----- RECORDS FOR PROCESSING
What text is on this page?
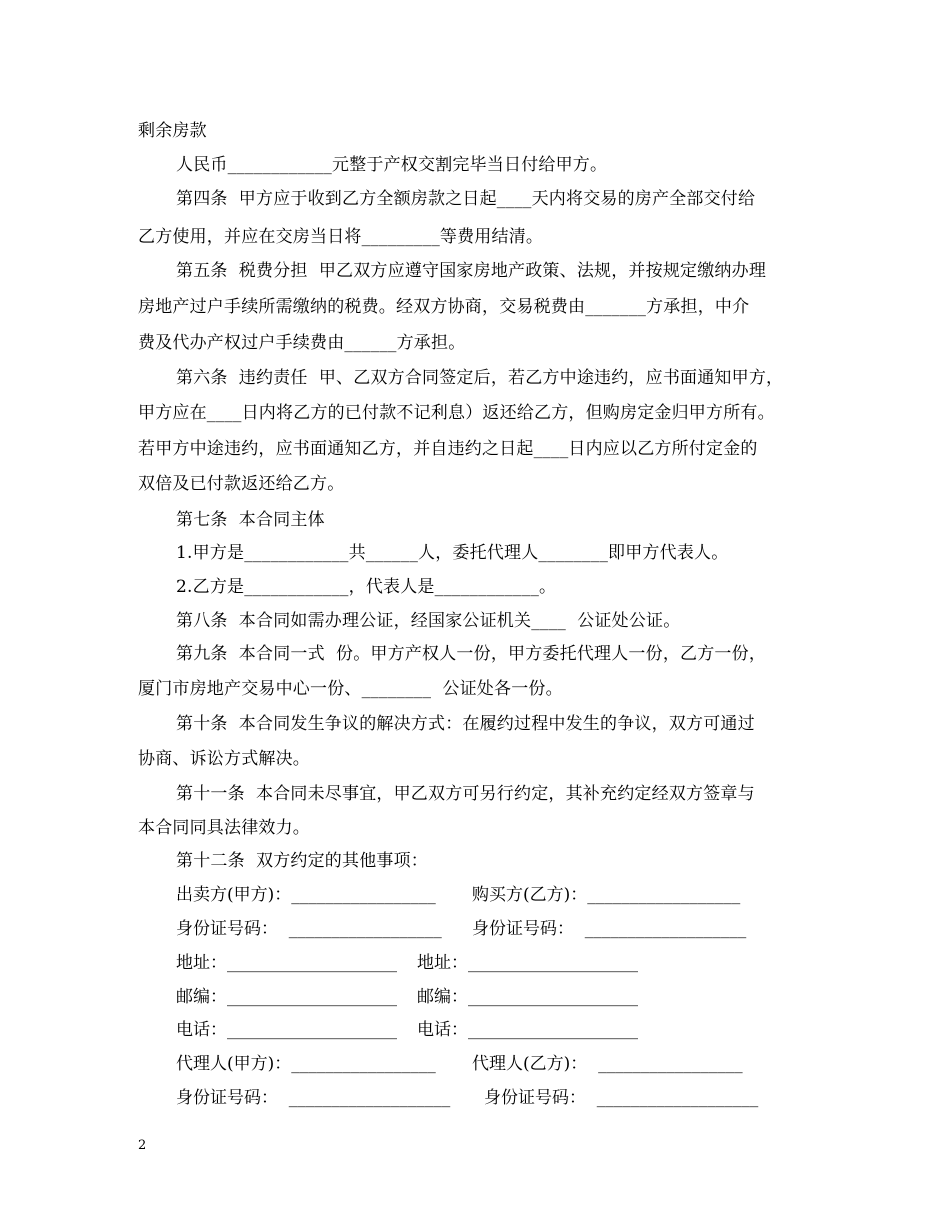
剩余房款
人民币____________元整于产权交割完毕当日付给甲方。
第四条  甲方应于收到乙方全额房款之日起____天内将交易的房产全部交付给
乙方使用，并应在交房当日将_________等费用结清。
第五条  税费分担  甲乙双方应遵守国家房地产政策、法规，并按规定缴纳办理
房地产过户手续所需缴纳的税费。经双方协商，交易税费由_______方承担，中介
费及代办产权过户手续费由______方承担。
第六条  违约责任  甲、乙双方合同签定后，若乙方中途违约，应书面通知甲方，
甲方应在____日内将乙方的已付款不记利息）返还给乙方，但购房定金归甲方所有。
若甲方中途违约，应书面通知乙方，并自违约之日起____日内应以乙方所付定金的
双倍及已付款返还给乙方。
第七条  本合同主体
1.甲方是____________共______人，委托代理人________即甲方代表人。
2.乙方是____________，代表人是____________。
第八条  本合同如需办理公证，经国家公证机关____  公证处公证。
第九条  本合同一式  份。甲方产权人一份，甲方委托代理人一份，乙方一份，
厦门市房地产交易中心一份、________  公证处各一份。
第十条  本合同发生争议的解决方式：在履约过程中发生的争议，双方可通过
协商、诉讼方式解决。
第十一条  本合同未尽事宜，甲乙双方可另行约定，其补充约定经双方签章与
本合同同具法律效力。
第十二条  双方约定的其他事项：
出卖方(甲方)：_________________ 购买方(乙方)：__________________
身份证号码：  __________________ 身份证号码：  ___________________
地址：____________________ 地址：____________________
邮编：____________________ 邮编：____________________
电话：____________________ 电话：____________________
代理人(甲方)：_________________ 代理人(乙方)：  _________________
身份证号码：  ___________________ 身份证号码：  ___________________
2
----------
> TASK OBJECTIVE: Drop the pictures and reproduce the rest of the entries above exactly.

> WRITTEN RESPONSE:
What text is on this page?
剩余房款
人民币____________元整于产权交割完毕当日付给甲方。
第四条  甲方应于收到乙方全额房款之日起____天内将交易的房产全部交付给
乙方使用，并应在交房当日将_________等费用结清。
第五条  税费分担  甲乙双方应遵守国家房地产政策、法规，并按规定缴纳办理
房地产过户手续所需缴纳的税费。经双方协商，交易税费由_______方承担，中介
费及代办产权过户手续费由______方承担。
第六条  违约责任  甲、乙双方合同签定后，若乙方中途违约，应书面通知甲方，
甲方应在____日内将乙方的已付款不记利息）返还给乙方，但购房定金归甲方所有。
若甲方中途违约，应书面通知乙方，并自违约之日起____日内应以乙方所付定金的
双倍及已付款返还给乙方。
第七条  本合同主体
1.甲方是____________共______人，委托代理人________即甲方代表人。
2.乙方是____________，代表人是____________。
第八条  本合同如需办理公证，经国家公证机关____  公证处公证。
第九条  本合同一式  份。甲方产权人一份，甲方委托代理人一份，乙方一份，
厦门市房地产交易中心一份、________  公证处各一份。
第十条  本合同发生争议的解决方式：在履约过程中发生的争议，双方可通过
协商、诉讼方式解决。
第十一条  本合同未尽事宜，甲乙双方可另行约定，其补充约定经双方签章与
本合同同具法律效力。
第十二条  双方约定的其他事项：
出卖方(甲方)：_________________ 购买方(乙方)：__________________
身份证号码：  __________________ 身份证号码：  ___________________
地址：____________________ 地址：____________________
邮编：____________________ 邮编：____________________
电话：____________________ 电话：____________________
代理人(甲方)：_________________ 代理人(乙方)：  _________________
身份证号码：  ___________________ 身份证号码：  ___________________
2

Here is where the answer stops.